YOUR GOAL — For the data below, report the number of lines that contain the string "Metroxylon" and nothing else.

Stored records:
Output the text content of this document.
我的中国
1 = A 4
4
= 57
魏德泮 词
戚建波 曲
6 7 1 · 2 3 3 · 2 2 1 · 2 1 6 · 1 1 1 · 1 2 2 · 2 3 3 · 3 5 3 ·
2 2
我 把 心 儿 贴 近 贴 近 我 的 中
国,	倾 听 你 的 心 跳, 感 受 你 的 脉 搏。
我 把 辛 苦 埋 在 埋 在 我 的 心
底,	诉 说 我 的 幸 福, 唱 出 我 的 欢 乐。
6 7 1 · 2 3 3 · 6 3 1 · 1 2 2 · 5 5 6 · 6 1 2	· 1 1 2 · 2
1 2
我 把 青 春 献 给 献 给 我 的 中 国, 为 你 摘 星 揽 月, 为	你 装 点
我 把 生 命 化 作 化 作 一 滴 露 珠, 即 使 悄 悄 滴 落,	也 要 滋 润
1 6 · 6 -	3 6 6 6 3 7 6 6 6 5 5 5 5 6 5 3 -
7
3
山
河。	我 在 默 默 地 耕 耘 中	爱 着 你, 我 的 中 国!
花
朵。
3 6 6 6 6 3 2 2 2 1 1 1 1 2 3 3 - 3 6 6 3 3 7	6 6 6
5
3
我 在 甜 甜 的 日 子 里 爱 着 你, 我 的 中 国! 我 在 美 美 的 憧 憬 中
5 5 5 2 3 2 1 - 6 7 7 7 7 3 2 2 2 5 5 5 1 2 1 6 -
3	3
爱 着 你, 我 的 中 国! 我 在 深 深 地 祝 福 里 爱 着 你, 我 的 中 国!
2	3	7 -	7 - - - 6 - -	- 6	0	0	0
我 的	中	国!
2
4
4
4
--
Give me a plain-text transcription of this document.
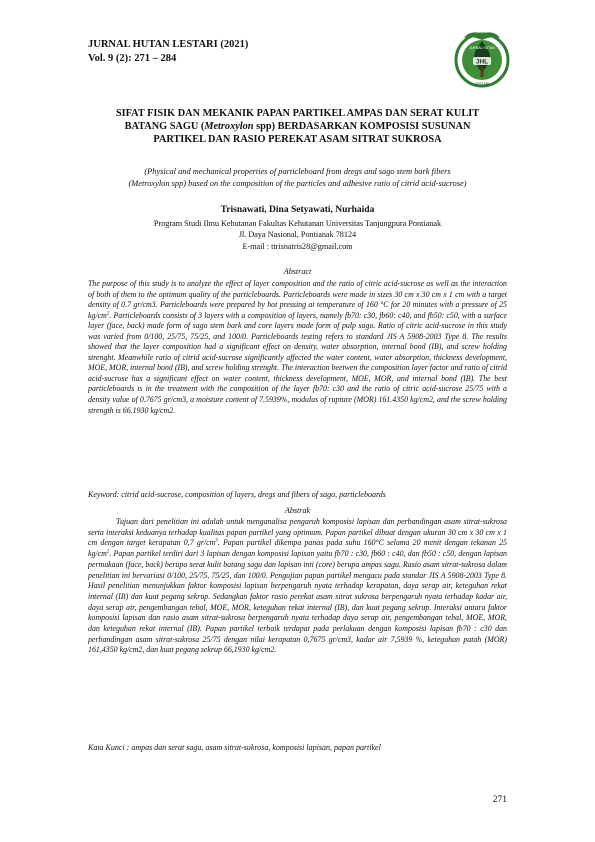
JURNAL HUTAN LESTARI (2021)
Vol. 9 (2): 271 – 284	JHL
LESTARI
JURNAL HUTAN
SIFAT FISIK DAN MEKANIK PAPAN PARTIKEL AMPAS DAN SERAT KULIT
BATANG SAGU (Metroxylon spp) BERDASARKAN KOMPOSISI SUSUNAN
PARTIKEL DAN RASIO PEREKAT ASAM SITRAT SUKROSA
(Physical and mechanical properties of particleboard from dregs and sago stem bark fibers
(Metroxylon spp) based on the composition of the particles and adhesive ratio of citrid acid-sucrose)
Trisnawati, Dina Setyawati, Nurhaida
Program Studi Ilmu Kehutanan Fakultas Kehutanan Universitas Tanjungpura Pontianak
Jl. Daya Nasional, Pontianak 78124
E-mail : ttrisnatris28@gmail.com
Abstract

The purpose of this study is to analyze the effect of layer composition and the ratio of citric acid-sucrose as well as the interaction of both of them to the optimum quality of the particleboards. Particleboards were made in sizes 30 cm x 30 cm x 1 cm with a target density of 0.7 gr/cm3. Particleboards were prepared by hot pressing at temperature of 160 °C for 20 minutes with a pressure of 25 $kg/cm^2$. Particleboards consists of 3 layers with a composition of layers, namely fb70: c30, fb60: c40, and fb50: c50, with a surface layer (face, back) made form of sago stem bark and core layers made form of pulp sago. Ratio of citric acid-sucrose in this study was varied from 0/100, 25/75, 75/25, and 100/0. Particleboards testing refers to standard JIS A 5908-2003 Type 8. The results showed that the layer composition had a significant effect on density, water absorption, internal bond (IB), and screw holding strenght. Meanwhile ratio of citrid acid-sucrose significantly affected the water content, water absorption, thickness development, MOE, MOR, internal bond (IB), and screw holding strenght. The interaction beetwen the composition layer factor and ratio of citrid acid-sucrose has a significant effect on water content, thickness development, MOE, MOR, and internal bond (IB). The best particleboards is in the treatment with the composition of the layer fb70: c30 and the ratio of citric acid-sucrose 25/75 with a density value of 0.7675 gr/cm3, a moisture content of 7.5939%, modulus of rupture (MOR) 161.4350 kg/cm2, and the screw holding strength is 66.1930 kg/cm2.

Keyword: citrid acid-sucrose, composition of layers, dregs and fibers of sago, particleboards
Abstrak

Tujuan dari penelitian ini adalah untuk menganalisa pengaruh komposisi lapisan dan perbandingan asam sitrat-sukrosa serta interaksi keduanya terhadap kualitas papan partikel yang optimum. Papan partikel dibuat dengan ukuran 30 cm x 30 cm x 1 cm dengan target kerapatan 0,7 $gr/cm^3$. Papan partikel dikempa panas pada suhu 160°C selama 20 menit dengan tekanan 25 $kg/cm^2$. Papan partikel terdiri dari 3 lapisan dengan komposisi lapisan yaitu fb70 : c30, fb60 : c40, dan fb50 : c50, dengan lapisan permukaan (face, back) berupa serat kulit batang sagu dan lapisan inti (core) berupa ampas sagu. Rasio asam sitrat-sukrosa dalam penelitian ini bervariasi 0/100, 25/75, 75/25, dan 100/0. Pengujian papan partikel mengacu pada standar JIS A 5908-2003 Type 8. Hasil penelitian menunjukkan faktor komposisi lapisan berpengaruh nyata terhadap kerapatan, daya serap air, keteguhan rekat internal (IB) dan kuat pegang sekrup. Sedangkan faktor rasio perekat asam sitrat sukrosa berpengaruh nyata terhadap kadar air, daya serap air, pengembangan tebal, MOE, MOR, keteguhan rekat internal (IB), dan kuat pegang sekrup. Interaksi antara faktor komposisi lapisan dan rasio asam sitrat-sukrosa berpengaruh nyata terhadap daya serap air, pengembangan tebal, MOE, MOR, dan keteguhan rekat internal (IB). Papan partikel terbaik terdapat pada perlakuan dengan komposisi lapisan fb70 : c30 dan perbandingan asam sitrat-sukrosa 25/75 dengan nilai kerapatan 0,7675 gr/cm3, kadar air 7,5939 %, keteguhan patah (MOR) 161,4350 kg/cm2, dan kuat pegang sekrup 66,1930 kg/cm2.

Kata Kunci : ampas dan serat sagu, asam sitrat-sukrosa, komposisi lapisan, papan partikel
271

WRITTEN RESPONSE — 2